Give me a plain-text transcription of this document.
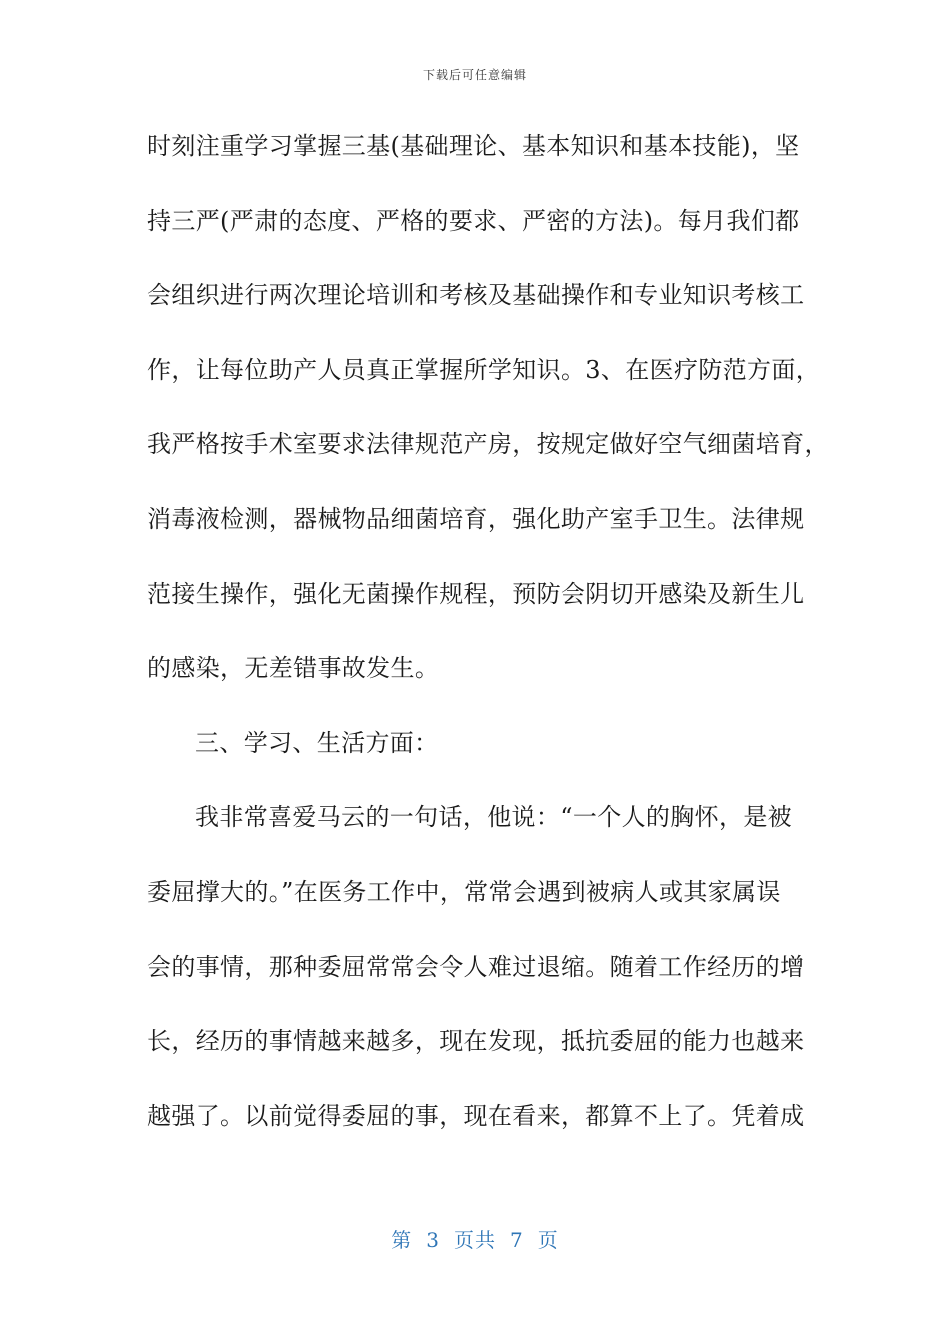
下载后可任意编辑
时刻注重学习掌握三基(基础理论、基本知识和基本技能)，坚
持三严(严肃的态度、严格的要求、严密的方法)。每月我们都
会组织进行两次理论培训和考核及基础操作和专业知识考核工
作，让每位助产人员真正掌握所学知识。3、在医疗防范方面，
我严格按手术室要求法律规范产房，按规定做好空气细菌培育，
消毒液检测，器械物品细菌培育，强化助产室手卫生。法律规
范接生操作，强化无菌操作规程，预防会阴切开感染及新生儿
的感染，无差错事故发生。
三、学习、生活方面：
我非常喜爱马云的一句话，他说：“一个人的胸怀，是被
委屈撑大的。”在医务工作中，常常会遇到被病人或其家属误
会的事情，那种委屈常常会令人难过退缩。随着工作经历的增
长，经历的事情越来越多，现在发现，抵抗委屈的能力也越来
越强了。以前觉得委屈的事，现在看来，都算不上了。凭着成
第 3 页共 7 页
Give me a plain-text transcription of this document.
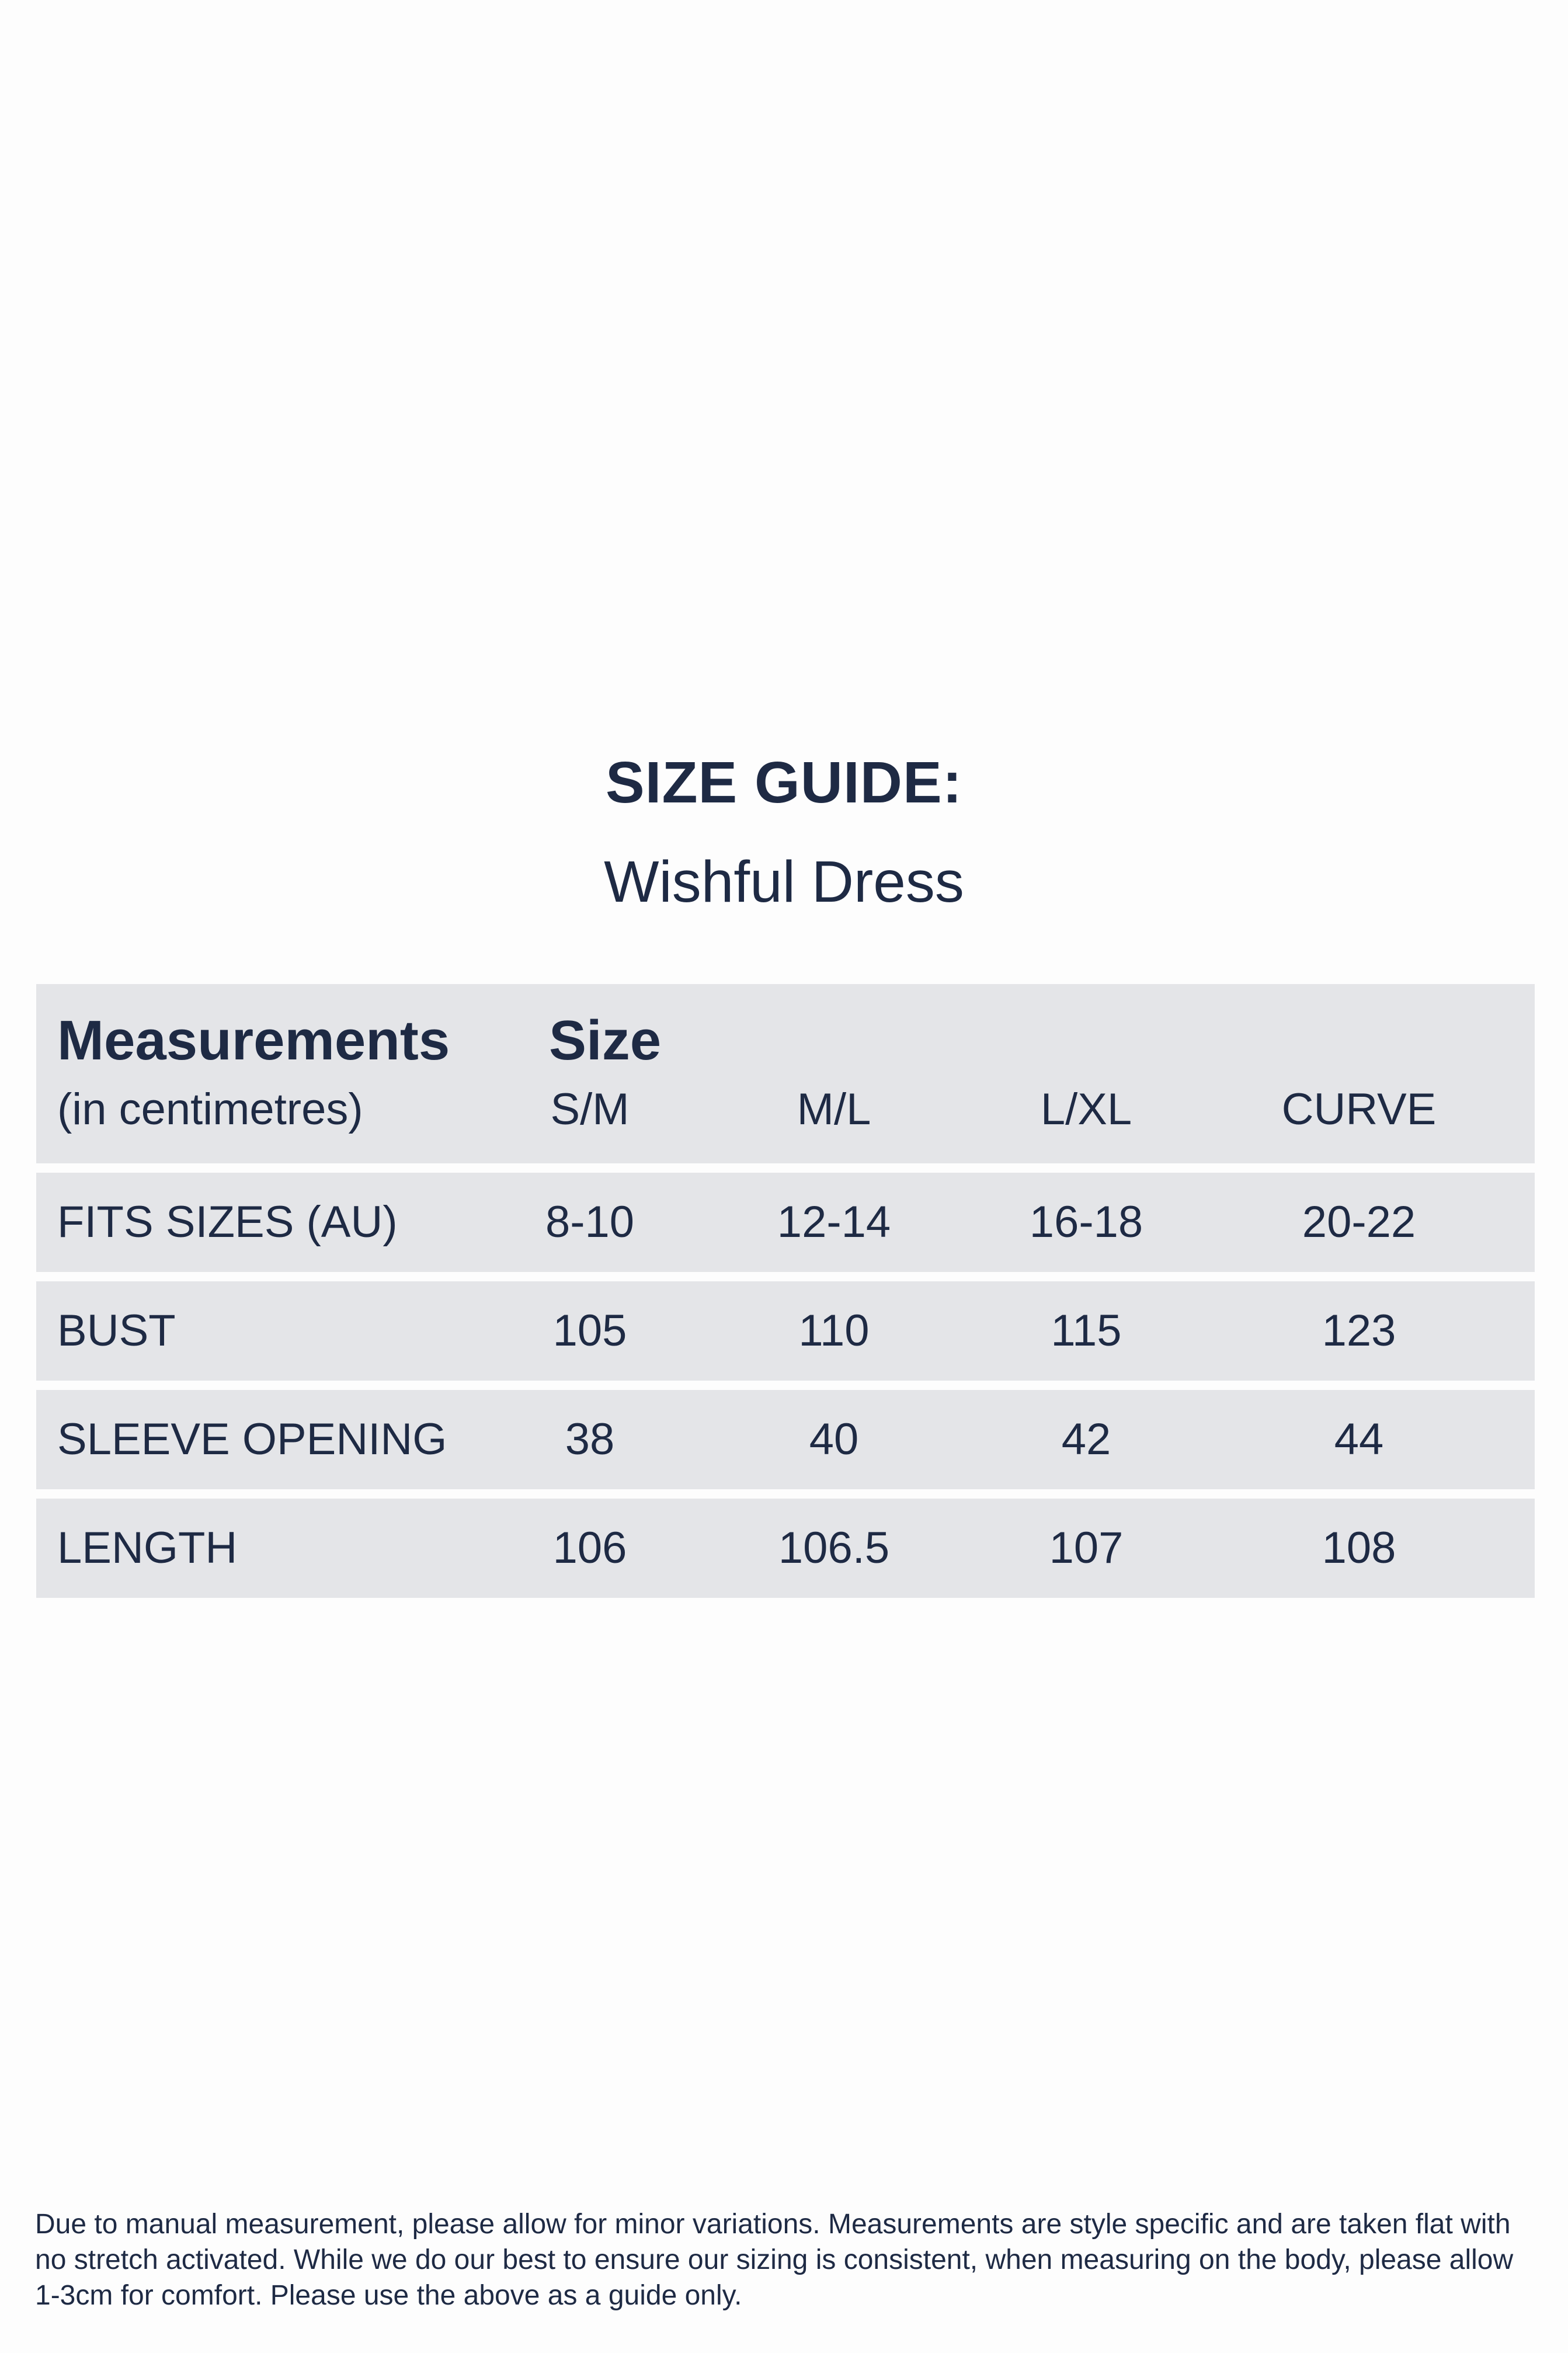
SIZE GUIDE:
Wishful Dress
Measurements
(in centimetres)
Size
S/M	M/L	L/XL	CURVE
FITS SIZES (AU)	8-10	12-14	16-18	20-22
BUST	105	110	115	123
SLEEVE OPENING	38	40	42	44
LENGTH	106	106.5	107	108
Due to manual measurement, please allow for minor variations. Measurements are style specific and are taken flat with no stretch activated. While we do our best to ensure our sizing is consistent, when measuring on the body, please allow 1-3cm for comfort. Please use the above as a guide only.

========

Requirement ▸ Using the listing above, show each line holding the string "Measurements".

Task result ▸
Measurements
Due to manual measurement, please allow for minor variations. Measurements are style specific and are taken flat with no stretch activated. While we do our best to ensure our sizing is consistent, when measuring on the body, please allow 1-3cm for comfort. Please use the above as a guide only.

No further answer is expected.